● **WHAT NEEDS TO BE DONE**
Locate each line in the records containing "一岗双责". Copy it.

● **EXERCISE INPUTS**
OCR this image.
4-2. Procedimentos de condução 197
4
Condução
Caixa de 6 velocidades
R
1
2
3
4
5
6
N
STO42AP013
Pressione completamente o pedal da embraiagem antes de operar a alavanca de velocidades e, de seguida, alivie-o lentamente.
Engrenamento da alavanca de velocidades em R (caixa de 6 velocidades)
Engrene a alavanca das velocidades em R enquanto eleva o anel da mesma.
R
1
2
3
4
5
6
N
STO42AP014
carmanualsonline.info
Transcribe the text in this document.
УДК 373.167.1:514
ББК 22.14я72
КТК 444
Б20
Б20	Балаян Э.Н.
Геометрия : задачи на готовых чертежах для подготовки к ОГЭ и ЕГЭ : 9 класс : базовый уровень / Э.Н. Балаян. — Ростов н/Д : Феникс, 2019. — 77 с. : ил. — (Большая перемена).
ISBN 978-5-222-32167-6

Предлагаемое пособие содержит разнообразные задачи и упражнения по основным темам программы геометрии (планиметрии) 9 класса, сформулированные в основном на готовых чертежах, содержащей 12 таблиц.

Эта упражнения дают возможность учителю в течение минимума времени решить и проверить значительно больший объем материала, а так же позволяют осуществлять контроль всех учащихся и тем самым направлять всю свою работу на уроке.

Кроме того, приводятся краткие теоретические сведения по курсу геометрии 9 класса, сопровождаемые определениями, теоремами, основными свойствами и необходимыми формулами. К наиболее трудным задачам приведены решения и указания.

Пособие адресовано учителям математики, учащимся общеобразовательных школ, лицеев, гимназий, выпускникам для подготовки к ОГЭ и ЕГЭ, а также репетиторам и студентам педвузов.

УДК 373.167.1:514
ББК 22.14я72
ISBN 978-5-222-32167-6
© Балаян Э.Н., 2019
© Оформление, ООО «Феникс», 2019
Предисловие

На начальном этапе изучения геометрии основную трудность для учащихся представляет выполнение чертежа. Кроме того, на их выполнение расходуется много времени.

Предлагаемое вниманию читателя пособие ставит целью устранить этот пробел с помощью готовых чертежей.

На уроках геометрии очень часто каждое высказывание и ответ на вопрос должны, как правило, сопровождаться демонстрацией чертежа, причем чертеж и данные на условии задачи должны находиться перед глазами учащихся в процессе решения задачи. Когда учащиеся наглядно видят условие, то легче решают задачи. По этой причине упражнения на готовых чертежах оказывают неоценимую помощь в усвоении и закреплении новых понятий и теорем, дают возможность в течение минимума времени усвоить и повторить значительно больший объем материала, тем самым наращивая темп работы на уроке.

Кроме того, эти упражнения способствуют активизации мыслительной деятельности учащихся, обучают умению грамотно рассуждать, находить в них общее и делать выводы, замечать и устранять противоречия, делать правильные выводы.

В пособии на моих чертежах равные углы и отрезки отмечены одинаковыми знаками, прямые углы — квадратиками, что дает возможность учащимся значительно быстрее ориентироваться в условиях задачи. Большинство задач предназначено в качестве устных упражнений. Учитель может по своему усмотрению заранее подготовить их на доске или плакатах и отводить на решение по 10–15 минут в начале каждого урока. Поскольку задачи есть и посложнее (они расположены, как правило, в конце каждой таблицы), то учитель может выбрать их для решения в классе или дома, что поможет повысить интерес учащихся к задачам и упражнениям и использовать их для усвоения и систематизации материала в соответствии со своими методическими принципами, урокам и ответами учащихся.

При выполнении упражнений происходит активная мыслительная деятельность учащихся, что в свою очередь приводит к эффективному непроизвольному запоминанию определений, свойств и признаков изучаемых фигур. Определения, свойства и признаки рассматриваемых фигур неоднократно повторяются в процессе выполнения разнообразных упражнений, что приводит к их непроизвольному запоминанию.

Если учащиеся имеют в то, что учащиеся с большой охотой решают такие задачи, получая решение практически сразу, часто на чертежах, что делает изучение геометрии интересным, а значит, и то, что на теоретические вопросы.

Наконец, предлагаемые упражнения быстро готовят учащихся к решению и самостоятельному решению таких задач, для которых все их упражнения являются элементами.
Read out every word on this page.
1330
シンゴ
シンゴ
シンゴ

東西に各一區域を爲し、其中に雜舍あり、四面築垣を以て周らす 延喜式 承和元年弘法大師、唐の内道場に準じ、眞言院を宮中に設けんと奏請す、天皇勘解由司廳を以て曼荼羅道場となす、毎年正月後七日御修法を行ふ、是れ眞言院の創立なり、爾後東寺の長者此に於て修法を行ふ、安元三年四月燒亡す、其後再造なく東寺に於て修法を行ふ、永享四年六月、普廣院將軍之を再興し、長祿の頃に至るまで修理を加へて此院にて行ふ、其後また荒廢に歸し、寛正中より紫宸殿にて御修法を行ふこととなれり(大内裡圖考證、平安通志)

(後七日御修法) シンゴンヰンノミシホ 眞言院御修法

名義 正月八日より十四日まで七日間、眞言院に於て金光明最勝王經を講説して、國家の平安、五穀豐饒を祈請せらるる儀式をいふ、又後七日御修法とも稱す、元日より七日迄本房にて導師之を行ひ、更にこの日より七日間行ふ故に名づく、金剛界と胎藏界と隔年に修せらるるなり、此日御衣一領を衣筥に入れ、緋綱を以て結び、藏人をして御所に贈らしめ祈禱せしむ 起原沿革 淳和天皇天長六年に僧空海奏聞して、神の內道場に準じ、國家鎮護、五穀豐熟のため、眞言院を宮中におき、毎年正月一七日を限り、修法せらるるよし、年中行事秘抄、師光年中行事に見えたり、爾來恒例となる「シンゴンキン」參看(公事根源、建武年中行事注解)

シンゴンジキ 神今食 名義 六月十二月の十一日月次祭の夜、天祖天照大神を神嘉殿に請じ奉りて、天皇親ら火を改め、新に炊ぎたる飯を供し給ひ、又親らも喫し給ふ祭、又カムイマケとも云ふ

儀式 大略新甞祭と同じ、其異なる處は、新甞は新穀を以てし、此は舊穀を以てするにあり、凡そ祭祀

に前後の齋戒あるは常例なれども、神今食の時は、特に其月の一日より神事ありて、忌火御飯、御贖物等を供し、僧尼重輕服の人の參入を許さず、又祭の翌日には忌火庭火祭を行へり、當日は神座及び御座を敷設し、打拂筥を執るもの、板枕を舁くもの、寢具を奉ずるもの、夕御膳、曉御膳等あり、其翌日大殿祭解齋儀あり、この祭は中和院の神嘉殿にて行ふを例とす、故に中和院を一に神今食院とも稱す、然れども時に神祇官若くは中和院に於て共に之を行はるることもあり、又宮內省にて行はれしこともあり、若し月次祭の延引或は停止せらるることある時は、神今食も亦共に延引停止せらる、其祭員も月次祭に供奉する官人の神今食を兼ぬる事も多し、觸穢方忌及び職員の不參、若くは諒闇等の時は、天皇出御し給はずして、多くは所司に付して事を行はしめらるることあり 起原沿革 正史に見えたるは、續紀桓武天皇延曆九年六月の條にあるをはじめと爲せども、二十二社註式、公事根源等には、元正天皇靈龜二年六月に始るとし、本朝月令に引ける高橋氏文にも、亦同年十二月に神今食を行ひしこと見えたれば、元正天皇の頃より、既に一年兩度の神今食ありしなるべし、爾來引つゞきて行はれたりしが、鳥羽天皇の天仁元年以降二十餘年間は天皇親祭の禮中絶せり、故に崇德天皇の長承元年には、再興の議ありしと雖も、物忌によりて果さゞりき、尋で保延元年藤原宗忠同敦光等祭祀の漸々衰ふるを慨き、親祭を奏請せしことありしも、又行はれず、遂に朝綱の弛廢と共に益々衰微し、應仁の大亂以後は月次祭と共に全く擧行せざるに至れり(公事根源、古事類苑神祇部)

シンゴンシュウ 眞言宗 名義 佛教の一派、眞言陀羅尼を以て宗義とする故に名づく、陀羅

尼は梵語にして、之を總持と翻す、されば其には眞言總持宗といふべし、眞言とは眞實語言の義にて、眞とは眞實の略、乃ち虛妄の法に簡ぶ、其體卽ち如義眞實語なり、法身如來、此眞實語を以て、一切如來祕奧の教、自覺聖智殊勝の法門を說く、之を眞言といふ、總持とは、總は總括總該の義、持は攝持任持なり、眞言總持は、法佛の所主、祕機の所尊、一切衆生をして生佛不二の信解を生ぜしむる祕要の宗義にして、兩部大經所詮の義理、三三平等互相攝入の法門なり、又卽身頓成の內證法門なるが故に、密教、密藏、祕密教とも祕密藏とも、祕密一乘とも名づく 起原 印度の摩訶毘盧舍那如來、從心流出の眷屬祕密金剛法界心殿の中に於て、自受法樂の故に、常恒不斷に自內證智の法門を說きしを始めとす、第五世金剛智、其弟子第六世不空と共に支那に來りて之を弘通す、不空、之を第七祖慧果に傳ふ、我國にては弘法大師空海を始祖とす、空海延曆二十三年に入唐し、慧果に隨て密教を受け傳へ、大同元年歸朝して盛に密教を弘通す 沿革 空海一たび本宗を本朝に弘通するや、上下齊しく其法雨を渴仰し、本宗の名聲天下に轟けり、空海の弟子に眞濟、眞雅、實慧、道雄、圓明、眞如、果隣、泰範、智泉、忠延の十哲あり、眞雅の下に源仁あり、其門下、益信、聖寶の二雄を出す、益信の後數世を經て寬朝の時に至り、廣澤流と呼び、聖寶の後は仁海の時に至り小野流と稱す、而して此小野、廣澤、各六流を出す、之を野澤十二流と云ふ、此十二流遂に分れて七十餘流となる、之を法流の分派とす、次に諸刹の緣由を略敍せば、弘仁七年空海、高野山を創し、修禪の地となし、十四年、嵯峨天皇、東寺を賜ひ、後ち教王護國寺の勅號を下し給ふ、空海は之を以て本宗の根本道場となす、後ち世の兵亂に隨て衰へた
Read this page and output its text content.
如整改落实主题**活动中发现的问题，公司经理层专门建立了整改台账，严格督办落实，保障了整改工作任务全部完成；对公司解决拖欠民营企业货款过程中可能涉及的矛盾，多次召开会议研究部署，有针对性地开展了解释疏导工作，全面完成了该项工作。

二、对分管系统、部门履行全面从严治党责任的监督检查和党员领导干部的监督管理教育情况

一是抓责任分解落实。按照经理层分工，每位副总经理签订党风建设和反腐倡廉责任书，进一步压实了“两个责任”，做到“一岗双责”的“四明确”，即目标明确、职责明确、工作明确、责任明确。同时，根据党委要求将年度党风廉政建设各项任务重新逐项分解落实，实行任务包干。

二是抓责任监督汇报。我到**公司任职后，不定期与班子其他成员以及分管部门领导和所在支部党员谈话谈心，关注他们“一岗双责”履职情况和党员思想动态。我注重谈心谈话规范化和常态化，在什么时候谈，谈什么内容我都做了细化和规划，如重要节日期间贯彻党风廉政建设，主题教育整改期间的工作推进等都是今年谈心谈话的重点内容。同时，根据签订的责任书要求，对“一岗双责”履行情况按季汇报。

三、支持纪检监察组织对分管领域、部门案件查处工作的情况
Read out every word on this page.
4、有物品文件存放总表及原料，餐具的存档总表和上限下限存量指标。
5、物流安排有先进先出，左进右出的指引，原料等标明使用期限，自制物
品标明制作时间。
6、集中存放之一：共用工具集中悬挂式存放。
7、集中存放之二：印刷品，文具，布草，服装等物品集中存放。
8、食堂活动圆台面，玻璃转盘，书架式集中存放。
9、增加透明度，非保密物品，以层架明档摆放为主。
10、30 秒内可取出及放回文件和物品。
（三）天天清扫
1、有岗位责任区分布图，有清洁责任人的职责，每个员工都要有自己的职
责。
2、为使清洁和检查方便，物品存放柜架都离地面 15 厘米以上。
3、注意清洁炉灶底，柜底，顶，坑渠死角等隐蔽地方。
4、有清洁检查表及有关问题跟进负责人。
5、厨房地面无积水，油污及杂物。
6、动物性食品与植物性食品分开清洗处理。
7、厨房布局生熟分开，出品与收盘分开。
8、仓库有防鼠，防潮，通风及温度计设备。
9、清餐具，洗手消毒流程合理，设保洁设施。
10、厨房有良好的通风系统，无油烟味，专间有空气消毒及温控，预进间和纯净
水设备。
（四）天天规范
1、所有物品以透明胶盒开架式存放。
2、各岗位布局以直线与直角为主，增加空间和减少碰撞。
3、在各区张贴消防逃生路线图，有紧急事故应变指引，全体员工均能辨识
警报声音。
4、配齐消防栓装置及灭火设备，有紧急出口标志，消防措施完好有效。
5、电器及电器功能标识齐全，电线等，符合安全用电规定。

● **SOLUTION BELOW**
一是抓责任分解落实。按照经理层分工，每位副总经理签订党风建设和反腐倡廉责任书，进一步压实了“两个责任”，做到“一岗双责”的“四明确”，即目标明确、职责明确、工作明确、责任明确。同时，根据党委要求将年度党风廉政建设各项任务重新逐项分解落实，实行任务包干。
二是抓责任监督汇报。我到**公司任职后，不定期与班子其他成员以及分管部门领导和所在支部党员谈话谈心，关注他们“一岗双责”履职情况和党员思想动态。我注重谈心谈话规范化和常态化，在什么时候谈，谈什么内容我都做了细化和规划，如重要节日期间贯彻党风廉政建设，主题教育整改期间的工作推进等都是今年谈心谈话的重点内容。同时，根据签订的责任书要求，对“一岗双责”履行情况按季汇报。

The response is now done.